▽
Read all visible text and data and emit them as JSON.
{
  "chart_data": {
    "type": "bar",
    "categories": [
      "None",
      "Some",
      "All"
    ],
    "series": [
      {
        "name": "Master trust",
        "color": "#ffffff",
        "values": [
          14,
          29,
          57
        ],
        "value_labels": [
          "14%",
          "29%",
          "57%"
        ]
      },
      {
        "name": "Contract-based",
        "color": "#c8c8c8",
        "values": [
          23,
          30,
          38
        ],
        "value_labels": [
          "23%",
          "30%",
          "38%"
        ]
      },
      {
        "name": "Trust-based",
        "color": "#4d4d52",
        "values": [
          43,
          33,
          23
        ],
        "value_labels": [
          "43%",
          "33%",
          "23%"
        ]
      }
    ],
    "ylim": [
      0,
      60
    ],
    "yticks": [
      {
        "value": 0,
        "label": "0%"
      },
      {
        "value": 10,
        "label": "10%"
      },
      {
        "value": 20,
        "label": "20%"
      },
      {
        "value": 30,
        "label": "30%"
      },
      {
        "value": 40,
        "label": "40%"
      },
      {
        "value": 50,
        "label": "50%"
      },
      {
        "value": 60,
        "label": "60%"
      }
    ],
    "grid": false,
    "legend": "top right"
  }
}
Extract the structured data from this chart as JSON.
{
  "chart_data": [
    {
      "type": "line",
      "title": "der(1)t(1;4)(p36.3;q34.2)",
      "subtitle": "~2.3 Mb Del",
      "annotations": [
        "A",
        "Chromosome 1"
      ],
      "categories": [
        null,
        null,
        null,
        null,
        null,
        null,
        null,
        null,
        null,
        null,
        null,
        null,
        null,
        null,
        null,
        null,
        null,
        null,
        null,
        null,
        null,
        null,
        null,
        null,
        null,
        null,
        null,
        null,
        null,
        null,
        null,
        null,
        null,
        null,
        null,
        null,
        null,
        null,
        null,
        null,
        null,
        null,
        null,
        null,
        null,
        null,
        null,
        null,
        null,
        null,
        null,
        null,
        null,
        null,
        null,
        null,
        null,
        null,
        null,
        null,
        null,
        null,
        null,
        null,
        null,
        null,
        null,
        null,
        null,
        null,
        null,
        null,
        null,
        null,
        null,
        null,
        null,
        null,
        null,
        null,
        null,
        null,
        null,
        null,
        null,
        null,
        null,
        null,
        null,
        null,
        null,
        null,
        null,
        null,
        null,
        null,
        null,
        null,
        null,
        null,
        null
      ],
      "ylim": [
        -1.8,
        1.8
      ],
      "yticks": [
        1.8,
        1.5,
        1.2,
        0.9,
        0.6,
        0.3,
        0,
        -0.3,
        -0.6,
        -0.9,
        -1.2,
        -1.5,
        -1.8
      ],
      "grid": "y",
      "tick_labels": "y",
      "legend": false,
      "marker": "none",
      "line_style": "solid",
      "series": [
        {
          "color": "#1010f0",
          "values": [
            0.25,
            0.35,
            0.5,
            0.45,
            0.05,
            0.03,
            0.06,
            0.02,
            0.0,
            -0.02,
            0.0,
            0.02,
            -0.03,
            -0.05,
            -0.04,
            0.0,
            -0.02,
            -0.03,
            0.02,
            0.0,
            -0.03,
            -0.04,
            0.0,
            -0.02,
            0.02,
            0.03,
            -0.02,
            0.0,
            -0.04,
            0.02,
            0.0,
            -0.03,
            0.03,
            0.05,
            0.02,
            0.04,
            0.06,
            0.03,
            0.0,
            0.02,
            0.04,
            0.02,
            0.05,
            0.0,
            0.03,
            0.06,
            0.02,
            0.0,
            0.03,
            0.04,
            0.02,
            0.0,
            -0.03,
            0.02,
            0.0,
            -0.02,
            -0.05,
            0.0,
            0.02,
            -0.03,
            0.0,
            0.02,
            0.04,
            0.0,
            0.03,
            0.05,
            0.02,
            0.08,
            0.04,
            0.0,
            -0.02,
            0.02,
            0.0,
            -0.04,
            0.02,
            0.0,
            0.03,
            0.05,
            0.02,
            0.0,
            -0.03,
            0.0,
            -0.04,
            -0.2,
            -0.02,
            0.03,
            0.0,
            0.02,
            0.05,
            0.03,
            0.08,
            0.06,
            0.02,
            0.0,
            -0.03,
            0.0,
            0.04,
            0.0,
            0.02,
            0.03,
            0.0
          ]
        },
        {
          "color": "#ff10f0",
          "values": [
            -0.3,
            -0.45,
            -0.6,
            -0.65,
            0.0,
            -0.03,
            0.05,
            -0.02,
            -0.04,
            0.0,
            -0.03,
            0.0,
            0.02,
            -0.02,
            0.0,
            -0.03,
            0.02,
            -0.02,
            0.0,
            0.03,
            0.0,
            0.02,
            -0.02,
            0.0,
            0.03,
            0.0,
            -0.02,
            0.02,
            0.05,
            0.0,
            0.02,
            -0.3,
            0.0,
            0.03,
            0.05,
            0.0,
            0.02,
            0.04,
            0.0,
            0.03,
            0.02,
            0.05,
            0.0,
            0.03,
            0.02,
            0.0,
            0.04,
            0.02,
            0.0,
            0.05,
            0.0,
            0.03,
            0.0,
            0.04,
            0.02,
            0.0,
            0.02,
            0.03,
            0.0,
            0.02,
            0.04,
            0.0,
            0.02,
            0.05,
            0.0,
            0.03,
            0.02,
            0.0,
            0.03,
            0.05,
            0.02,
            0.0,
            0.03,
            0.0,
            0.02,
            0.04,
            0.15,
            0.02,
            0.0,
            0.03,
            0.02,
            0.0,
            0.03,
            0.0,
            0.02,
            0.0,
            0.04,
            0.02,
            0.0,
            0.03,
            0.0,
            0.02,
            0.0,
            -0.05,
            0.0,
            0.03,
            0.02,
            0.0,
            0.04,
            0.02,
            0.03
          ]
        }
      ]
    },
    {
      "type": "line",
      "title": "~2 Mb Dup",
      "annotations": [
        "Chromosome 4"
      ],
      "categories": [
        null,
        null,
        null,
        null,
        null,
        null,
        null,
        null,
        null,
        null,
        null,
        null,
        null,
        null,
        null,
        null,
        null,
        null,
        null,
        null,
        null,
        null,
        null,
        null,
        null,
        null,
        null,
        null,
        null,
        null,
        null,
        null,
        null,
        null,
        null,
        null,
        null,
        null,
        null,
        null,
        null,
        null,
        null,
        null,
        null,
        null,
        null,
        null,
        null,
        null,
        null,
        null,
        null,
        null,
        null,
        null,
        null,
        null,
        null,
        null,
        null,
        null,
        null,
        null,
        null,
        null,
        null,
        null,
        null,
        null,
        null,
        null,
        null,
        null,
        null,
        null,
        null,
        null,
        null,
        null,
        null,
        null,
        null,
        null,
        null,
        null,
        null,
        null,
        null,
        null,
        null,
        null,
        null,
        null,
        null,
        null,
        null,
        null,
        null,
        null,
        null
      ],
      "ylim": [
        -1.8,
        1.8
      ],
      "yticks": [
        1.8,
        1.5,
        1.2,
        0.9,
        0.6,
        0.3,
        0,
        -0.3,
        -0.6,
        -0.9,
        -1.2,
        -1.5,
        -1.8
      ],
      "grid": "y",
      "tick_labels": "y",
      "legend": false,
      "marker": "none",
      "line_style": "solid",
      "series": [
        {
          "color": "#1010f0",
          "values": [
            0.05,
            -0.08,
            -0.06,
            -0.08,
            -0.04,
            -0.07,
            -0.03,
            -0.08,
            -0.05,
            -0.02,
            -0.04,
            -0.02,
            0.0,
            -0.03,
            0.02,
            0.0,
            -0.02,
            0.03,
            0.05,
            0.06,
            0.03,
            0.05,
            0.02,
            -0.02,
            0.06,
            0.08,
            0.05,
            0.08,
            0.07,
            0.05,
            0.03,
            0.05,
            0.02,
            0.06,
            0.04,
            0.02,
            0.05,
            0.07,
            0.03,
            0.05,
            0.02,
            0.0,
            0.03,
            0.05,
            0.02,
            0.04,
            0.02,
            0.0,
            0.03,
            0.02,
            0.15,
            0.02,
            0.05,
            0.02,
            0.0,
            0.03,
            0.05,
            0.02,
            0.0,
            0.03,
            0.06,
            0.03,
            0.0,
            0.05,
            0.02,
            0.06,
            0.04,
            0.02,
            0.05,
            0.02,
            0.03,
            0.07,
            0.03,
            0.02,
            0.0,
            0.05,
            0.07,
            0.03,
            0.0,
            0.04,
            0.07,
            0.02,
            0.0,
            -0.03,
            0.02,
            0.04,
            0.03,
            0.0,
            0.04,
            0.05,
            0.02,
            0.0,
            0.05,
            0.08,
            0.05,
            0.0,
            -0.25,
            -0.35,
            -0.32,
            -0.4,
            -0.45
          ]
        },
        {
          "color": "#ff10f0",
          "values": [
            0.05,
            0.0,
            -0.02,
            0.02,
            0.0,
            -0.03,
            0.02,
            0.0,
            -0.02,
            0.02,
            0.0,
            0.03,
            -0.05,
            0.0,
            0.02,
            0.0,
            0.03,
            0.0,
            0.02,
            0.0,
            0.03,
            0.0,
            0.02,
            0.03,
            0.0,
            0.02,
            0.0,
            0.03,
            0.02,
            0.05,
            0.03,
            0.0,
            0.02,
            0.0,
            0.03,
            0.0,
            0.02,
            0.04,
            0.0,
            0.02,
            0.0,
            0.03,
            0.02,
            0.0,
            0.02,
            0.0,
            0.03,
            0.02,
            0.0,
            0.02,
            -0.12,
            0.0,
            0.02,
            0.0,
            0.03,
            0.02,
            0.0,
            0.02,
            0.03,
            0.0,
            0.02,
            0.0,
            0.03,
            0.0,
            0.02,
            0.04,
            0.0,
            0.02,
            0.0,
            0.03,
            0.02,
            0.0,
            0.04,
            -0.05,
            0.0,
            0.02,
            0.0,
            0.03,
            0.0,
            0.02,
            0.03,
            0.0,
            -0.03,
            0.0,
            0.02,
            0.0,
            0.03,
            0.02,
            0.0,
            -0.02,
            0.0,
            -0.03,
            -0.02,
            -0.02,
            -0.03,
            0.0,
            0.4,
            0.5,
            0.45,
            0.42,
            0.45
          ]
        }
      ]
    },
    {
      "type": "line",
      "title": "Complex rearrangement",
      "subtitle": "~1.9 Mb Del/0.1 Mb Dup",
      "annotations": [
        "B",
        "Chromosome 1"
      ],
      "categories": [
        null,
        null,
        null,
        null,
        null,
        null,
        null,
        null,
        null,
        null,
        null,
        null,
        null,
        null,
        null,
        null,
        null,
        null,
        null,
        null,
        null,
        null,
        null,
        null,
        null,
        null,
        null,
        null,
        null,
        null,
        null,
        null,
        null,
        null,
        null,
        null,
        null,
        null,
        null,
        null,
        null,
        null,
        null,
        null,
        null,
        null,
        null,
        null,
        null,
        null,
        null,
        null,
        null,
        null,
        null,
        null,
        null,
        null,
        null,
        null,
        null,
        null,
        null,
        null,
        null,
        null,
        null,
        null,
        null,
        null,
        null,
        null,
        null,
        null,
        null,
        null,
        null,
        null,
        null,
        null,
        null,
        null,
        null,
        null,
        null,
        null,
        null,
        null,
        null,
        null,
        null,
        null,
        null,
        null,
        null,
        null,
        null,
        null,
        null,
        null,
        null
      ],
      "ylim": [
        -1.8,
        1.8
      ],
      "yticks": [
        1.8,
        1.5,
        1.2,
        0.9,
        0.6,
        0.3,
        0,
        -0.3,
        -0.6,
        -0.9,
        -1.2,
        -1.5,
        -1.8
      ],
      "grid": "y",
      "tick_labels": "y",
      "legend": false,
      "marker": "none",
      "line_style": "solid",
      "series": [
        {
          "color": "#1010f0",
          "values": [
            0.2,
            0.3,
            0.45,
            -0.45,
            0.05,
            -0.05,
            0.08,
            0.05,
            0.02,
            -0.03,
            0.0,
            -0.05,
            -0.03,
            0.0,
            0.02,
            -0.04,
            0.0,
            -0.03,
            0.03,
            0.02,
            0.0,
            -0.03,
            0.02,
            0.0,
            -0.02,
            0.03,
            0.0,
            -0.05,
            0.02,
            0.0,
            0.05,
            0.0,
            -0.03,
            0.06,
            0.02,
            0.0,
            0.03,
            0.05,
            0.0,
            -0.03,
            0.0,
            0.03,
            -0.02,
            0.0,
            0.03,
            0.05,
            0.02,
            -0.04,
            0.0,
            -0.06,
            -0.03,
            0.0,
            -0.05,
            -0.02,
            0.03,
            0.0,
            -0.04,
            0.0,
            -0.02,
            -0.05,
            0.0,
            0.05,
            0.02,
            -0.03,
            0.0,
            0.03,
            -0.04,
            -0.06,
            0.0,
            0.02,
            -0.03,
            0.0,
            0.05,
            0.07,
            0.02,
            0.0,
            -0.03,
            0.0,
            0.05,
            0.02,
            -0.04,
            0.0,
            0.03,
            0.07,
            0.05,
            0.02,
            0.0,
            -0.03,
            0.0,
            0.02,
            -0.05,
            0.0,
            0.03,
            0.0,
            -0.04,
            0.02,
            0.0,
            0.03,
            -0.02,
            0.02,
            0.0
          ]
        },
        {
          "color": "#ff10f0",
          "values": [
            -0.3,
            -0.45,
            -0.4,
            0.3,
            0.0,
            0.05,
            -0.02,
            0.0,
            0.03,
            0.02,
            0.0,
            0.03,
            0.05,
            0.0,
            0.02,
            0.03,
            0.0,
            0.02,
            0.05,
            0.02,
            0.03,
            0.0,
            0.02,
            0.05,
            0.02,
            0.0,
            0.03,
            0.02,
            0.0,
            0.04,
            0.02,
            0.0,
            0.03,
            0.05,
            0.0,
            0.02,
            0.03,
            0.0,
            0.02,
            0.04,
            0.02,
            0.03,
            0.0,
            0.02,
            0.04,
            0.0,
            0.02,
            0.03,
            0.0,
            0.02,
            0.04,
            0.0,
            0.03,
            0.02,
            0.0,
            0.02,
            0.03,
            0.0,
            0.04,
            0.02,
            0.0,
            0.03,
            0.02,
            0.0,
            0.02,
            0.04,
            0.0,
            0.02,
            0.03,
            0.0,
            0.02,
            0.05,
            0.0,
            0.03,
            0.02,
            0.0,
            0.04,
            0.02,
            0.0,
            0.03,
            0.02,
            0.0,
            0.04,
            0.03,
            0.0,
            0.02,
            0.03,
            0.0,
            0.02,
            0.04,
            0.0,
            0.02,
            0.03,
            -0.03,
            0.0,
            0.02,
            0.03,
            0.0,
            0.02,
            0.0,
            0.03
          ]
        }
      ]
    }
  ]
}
△
• _Stated exercise_: Only lines with the string "name" belong in your answer; copy each one.

• _Problem solution_:
        "name": "Master trust",
        "name": "Contract-based",
        "name": "Trust-based",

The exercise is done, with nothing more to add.